Given request: Look through the data below. Collect every line where the word "content" occurs.
*** Exercise input
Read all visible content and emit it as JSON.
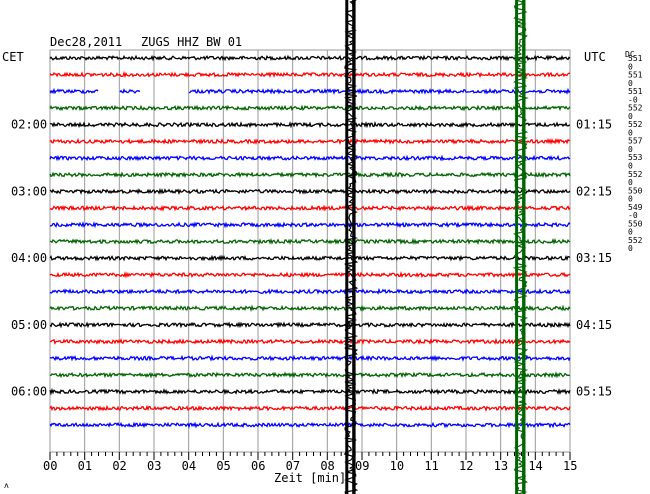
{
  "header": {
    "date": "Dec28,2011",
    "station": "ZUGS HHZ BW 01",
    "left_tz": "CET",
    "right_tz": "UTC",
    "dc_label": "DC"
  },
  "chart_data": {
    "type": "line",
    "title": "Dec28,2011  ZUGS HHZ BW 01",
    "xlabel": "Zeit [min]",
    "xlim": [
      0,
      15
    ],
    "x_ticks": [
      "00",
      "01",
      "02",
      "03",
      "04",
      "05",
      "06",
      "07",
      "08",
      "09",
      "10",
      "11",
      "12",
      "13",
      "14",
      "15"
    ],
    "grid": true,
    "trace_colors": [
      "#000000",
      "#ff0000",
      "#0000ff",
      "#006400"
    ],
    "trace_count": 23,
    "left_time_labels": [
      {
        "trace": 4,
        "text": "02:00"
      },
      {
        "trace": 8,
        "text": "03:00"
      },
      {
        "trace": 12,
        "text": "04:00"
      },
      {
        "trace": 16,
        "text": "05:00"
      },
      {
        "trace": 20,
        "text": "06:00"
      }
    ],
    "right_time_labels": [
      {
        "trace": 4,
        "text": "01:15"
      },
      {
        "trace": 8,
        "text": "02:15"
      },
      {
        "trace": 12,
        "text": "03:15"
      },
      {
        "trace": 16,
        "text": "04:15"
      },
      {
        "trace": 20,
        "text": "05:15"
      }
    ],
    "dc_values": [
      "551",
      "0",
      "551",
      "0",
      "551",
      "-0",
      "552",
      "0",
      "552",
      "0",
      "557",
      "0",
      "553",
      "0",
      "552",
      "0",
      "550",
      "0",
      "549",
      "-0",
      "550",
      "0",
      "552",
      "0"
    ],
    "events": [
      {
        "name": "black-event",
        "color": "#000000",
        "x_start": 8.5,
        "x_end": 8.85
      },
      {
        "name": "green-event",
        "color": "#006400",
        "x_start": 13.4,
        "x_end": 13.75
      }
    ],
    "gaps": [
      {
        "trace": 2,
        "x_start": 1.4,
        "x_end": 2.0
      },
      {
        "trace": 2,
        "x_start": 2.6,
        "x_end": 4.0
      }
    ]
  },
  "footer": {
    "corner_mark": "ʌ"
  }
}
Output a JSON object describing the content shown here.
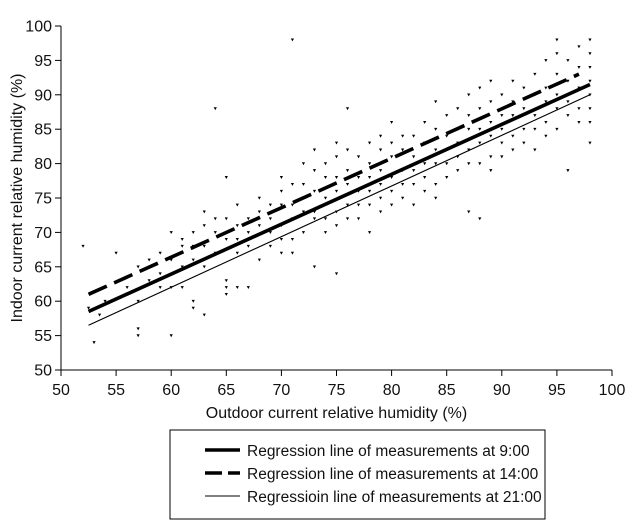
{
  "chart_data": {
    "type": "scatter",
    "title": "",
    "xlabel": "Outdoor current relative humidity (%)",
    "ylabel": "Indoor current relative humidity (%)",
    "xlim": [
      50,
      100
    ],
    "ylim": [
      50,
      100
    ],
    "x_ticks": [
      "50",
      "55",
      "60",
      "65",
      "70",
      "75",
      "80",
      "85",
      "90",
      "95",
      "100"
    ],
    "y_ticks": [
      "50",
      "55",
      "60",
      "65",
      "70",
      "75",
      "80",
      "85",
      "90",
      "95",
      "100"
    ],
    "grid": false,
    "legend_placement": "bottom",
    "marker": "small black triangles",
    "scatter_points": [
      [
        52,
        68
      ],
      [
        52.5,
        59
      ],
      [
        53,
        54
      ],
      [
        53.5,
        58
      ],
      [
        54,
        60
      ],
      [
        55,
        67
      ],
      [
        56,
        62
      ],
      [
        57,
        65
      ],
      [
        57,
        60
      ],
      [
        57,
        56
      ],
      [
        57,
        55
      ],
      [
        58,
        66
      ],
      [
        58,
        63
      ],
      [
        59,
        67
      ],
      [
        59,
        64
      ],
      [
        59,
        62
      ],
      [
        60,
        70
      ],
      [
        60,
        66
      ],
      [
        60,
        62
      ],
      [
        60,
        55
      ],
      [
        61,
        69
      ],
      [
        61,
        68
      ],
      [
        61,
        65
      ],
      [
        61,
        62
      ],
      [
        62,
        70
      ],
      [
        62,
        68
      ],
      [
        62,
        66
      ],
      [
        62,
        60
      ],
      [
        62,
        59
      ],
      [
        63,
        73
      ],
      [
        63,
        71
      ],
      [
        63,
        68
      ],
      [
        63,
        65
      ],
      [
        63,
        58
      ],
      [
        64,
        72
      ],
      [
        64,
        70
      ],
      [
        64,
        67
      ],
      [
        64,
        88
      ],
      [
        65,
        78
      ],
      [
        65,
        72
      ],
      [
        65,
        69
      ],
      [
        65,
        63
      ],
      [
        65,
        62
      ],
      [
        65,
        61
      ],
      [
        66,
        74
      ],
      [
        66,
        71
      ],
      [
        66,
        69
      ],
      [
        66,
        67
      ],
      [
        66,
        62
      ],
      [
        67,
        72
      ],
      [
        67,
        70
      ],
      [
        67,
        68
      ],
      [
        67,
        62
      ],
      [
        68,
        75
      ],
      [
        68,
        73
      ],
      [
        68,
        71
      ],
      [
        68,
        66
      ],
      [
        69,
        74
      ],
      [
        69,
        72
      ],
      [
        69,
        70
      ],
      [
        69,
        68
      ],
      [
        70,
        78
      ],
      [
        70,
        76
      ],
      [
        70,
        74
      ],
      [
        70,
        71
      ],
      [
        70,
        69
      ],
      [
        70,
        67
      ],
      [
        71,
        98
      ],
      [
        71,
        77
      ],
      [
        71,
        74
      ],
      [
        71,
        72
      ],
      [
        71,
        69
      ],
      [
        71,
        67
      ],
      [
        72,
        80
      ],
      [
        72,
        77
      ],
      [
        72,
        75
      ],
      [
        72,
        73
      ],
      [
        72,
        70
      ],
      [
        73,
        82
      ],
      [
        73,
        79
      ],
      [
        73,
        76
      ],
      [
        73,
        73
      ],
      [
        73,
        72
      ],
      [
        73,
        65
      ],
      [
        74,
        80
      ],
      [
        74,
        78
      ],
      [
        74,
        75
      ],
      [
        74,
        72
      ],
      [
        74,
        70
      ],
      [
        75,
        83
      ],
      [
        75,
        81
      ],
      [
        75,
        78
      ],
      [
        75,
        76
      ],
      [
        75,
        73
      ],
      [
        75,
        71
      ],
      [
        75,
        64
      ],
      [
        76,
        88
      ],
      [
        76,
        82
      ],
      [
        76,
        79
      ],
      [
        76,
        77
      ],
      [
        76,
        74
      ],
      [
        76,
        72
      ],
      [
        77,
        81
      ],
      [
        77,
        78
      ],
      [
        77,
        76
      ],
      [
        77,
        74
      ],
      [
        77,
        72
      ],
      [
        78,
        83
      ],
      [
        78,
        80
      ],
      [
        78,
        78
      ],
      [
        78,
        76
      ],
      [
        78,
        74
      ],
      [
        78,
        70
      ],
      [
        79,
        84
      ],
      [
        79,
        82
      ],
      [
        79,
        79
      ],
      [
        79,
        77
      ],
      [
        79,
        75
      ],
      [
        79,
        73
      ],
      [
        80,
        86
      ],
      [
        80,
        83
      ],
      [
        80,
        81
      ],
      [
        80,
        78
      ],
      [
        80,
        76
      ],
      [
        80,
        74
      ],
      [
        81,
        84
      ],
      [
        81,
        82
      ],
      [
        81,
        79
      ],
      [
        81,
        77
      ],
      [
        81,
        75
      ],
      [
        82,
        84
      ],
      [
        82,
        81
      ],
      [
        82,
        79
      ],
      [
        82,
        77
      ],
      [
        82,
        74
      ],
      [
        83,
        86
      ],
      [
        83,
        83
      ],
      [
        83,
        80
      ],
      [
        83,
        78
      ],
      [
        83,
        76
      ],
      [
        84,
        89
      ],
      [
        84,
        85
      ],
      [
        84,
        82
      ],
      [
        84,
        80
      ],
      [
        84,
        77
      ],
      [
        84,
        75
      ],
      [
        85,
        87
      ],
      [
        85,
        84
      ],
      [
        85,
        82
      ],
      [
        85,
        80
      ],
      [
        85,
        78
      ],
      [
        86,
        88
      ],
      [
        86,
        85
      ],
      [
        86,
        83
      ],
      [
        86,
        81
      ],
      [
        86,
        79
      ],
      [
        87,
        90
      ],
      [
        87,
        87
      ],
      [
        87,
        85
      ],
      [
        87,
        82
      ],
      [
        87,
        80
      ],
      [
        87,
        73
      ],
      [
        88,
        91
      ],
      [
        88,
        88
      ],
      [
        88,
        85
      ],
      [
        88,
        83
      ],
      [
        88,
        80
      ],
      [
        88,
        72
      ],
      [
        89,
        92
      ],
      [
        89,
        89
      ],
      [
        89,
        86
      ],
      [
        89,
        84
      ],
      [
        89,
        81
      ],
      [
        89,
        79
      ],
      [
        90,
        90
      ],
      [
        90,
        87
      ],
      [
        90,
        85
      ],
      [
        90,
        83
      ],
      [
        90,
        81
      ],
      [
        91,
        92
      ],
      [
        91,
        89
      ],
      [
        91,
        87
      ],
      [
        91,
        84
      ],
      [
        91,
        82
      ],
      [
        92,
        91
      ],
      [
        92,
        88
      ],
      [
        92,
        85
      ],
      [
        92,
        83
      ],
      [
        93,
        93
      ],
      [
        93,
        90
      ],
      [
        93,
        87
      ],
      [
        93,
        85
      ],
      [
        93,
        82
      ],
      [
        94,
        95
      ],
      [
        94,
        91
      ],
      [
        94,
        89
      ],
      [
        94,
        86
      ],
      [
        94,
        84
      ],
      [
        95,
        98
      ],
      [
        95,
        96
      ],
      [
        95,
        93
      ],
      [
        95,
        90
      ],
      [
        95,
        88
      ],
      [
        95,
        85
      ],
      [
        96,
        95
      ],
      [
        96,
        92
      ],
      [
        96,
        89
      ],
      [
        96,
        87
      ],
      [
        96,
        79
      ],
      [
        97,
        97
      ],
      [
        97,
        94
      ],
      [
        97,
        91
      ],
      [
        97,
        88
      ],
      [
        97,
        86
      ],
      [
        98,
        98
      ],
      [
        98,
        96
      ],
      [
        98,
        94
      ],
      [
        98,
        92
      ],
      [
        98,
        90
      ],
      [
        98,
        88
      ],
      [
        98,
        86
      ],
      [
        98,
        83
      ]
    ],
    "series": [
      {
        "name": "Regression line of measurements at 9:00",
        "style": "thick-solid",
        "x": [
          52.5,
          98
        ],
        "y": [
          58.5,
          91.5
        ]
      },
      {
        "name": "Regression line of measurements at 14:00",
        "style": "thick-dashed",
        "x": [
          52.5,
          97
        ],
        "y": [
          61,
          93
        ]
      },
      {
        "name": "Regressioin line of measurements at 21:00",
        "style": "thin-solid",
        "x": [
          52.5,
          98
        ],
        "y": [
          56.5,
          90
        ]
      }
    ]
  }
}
******
Output of the exercise:
Read all visible content and emit it as JSON.
Output a JSON object describing the content shown here.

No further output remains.